• _What is expected_:
Return only the number of lines that hold "name".

• _Records for the task_:
--- start ---

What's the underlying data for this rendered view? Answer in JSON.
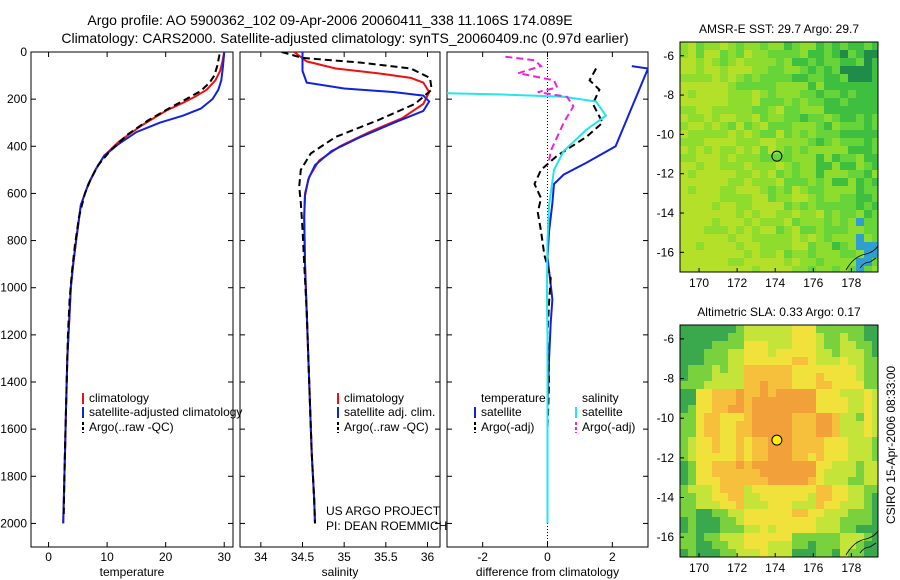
{
  "header": {
    "title_line1": "Argo profile: AO 5900362_102 09-Apr-2006 20060411_338 11.106S 174.089E",
    "title_line2": "Climatology: CARS2000. Satellite-adjusted climatology: synTS_20060409.nc (0.97d earlier)"
  },
  "colors": {
    "climatology": "#ee1111",
    "satellite": "#1122dd",
    "argo": "#000000",
    "sal_satellite": "#22e5ee",
    "sal_argo": "#ee22dd"
  },
  "chart_data": [
    {
      "id": "temperature",
      "type": "line",
      "xlabel": "temperature",
      "ylabel": "",
      "xlim": [
        -3,
        31.5
      ],
      "ylim": [
        2100,
        0
      ],
      "xticks": [
        0,
        10,
        20,
        30
      ],
      "yticks": [
        0,
        200,
        400,
        600,
        800,
        1000,
        1200,
        1400,
        1600,
        1800,
        2000
      ],
      "legend": [
        "climatology",
        "satellite-adjusted climatology",
        "Argo(..raw -QC)"
      ],
      "series": [
        {
          "name": "climatology",
          "style": "solid",
          "color_key": "climatology",
          "x": [
            30,
            29.7,
            29.3,
            28.5,
            27,
            25,
            23,
            20,
            16,
            12,
            9.5,
            8,
            6.8,
            5.5,
            4.7,
            4.2,
            3.8,
            3.5,
            3.2,
            3,
            2.8,
            2.6,
            2.5
          ],
          "y": [
            0,
            40,
            80,
            120,
            160,
            190,
            215,
            250,
            310,
            380,
            440,
            500,
            560,
            650,
            800,
            900,
            1000,
            1150,
            1300,
            1500,
            1700,
            1900,
            2000
          ]
        },
        {
          "name": "satellite-adjusted climatology",
          "style": "solid",
          "color_key": "satellite",
          "x": [
            30,
            29.8,
            29.5,
            29,
            28,
            26,
            23,
            19,
            15,
            12,
            9.5,
            8,
            6.8,
            5.5,
            4.7,
            4.2,
            3.8,
            3.5,
            3.2,
            3,
            2.8,
            2.6,
            2.5
          ],
          "y": [
            0,
            60,
            120,
            160,
            200,
            240,
            270,
            300,
            340,
            390,
            440,
            500,
            560,
            650,
            800,
            900,
            1000,
            1150,
            1300,
            1500,
            1700,
            1900,
            2000
          ]
        },
        {
          "name": "Argo(..raw -QC)",
          "style": "dash",
          "color_key": "argo",
          "x": [
            29.2,
            28.8,
            28.3,
            27.5,
            26,
            23.5,
            20.5,
            17,
            13.5,
            10.5,
            8.5,
            7.2,
            6.2,
            5.2,
            4.5,
            4,
            3.6,
            3.3,
            3.1,
            2.9,
            2.7,
            2.6
          ],
          "y": [
            10,
            60,
            100,
            130,
            165,
            200,
            240,
            290,
            350,
            420,
            480,
            540,
            600,
            700,
            820,
            930,
            1050,
            1200,
            1400,
            1600,
            1800,
            1960
          ]
        }
      ]
    },
    {
      "id": "salinity",
      "type": "line",
      "xlabel": "salinity",
      "ylabel": "",
      "xlim": [
        33.75,
        36.15
      ],
      "ylim": [
        2100,
        0
      ],
      "xticks": [
        34,
        34.5,
        35,
        35.5,
        36
      ],
      "legend": [
        "climatology",
        "satellite adj. clim.",
        "Argo(..raw -QC)"
      ],
      "annotation": [
        "US ARGO PROJECT",
        "PI: DEAN ROEMMICH"
      ],
      "series": [
        {
          "name": "climatology",
          "style": "solid",
          "color_key": "climatology",
          "x": [
            34.4,
            34.55,
            34.9,
            35.4,
            35.8,
            35.95,
            36.02,
            35.95,
            35.7,
            35.3,
            34.95,
            34.7,
            34.58,
            34.53,
            34.52,
            34.53,
            34.55,
            34.58,
            34.61,
            34.64,
            34.65
          ],
          "y": [
            0,
            40,
            70,
            90,
            110,
            130,
            170,
            220,
            280,
            340,
            400,
            460,
            530,
            600,
            700,
            900,
            1100,
            1400,
            1700,
            1900,
            2000
          ]
        },
        {
          "name": "satellite adj. clim.",
          "style": "solid",
          "color_key": "satellite",
          "x": [
            34.5,
            34.5,
            34.55,
            35,
            35.6,
            35.95,
            36.02,
            35.95,
            35.6,
            35.2,
            34.85,
            34.65,
            34.57,
            34.53,
            34.52,
            34.53,
            34.55,
            34.58,
            34.61,
            34.64,
            34.65
          ],
          "y": [
            0,
            80,
            130,
            155,
            170,
            185,
            210,
            250,
            300,
            360,
            420,
            480,
            540,
            610,
            700,
            900,
            1100,
            1400,
            1700,
            1900,
            2000
          ]
        },
        {
          "name": "Argo(..raw -QC)",
          "style": "dash",
          "color_key": "argo",
          "x": [
            34.25,
            34.5,
            35.2,
            35.8,
            36.03,
            36.05,
            35.85,
            35.4,
            34.9,
            34.6,
            34.48,
            34.46,
            34.48,
            34.5,
            34.52,
            34.55,
            34.58,
            34.61,
            34.64,
            34.65
          ],
          "y": [
            0,
            25,
            45,
            70,
            110,
            160,
            220,
            290,
            360,
            430,
            500,
            570,
            640,
            750,
            900,
            1100,
            1400,
            1700,
            1900,
            2000
          ]
        }
      ]
    },
    {
      "id": "difference",
      "type": "line",
      "xlabel": "difference from climatology",
      "ylabel": "",
      "xlim": [
        -3.1,
        3.1
      ],
      "ylim": [
        2100,
        0
      ],
      "xticks": [
        -2,
        0,
        2
      ],
      "legend_headers": [
        "temperature",
        "salinity"
      ],
      "legend": [
        "satellite",
        "Argo(-adj)",
        "satellite",
        "Argo(-adj)"
      ],
      "series": [
        {
          "name": "temperature satellite",
          "style": "solid",
          "color_key": "satellite",
          "x": [
            2.6,
            3.1,
            2.1,
            1.2,
            0.5,
            0.2,
            0.15,
            0.05,
            0,
            0.15,
            0.1,
            0.05,
            0,
            0,
            0,
            0
          ],
          "y": [
            60,
            70,
            400,
            470,
            520,
            560,
            640,
            760,
            870,
            1050,
            1150,
            1300,
            1500,
            1700,
            1900,
            2000
          ]
        },
        {
          "name": "temperature Argo(-adj)",
          "style": "dash",
          "color_key": "argo",
          "x": [
            1.5,
            1.3,
            1.6,
            1.4,
            1.7,
            1.2,
            0.3,
            -0.2,
            -0.4,
            -0.2,
            -0.3,
            -0.2,
            -0.1,
            0.1,
            0.05,
            0,
            0.05,
            0,
            0
          ],
          "y": [
            70,
            120,
            160,
            220,
            300,
            360,
            440,
            500,
            560,
            620,
            680,
            760,
            860,
            960,
            1060,
            1200,
            1400,
            1600,
            1800
          ]
        },
        {
          "name": "salinity satellite",
          "style": "solid",
          "color_key": "sal_satellite",
          "x": [
            -3.1,
            -1.5,
            0.5,
            1.5,
            1.8,
            1.2,
            0.5,
            0.2,
            0.05,
            0,
            -0.02,
            0,
            0,
            0,
            0
          ],
          "y": [
            175,
            180,
            190,
            210,
            270,
            330,
            420,
            500,
            650,
            800,
            1000,
            1200,
            1500,
            1800,
            2000
          ]
        },
        {
          "name": "salinity Argo(-adj)",
          "style": "dash",
          "color_key": "sal_argo",
          "x": [
            -1.3,
            -0.4,
            -0.2,
            -0.9,
            0.2,
            0.3,
            -0.3,
            0.6,
            0.8,
            0.5,
            0.3,
            0.1,
            0.05
          ],
          "y": [
            20,
            35,
            60,
            90,
            120,
            150,
            170,
            190,
            230,
            300,
            360,
            420,
            460
          ]
        }
      ]
    },
    {
      "id": "sst-map",
      "type": "heatmap",
      "title": "AMSR-E SST: 29.7 Argo: 29.7",
      "xlim": [
        169,
        179.4
      ],
      "ylim": [
        -17,
        -5.3
      ],
      "xticks": [
        170,
        172,
        174,
        176,
        178
      ],
      "yticks": [
        -6,
        -8,
        -10,
        -12,
        -14,
        -16
      ],
      "marker": {
        "lon": 174.089,
        "lat": -11.106
      }
    },
    {
      "id": "sla-map",
      "type": "heatmap",
      "title": "Altimetric SLA: 0.33 Argo: 0.17",
      "xlim": [
        169,
        179.4
      ],
      "ylim": [
        -17,
        -5.3
      ],
      "xticks": [
        170,
        172,
        174,
        176,
        178
      ],
      "yticks": [
        -6,
        -8,
        -10,
        -12,
        -14,
        -16
      ],
      "marker": {
        "lon": 174.089,
        "lat": -11.106
      }
    }
  ],
  "footer": {
    "credit": "CSIRO 15-Apr-2006 08:33:00"
  }
}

--- end ---

• _Output for this task_:
10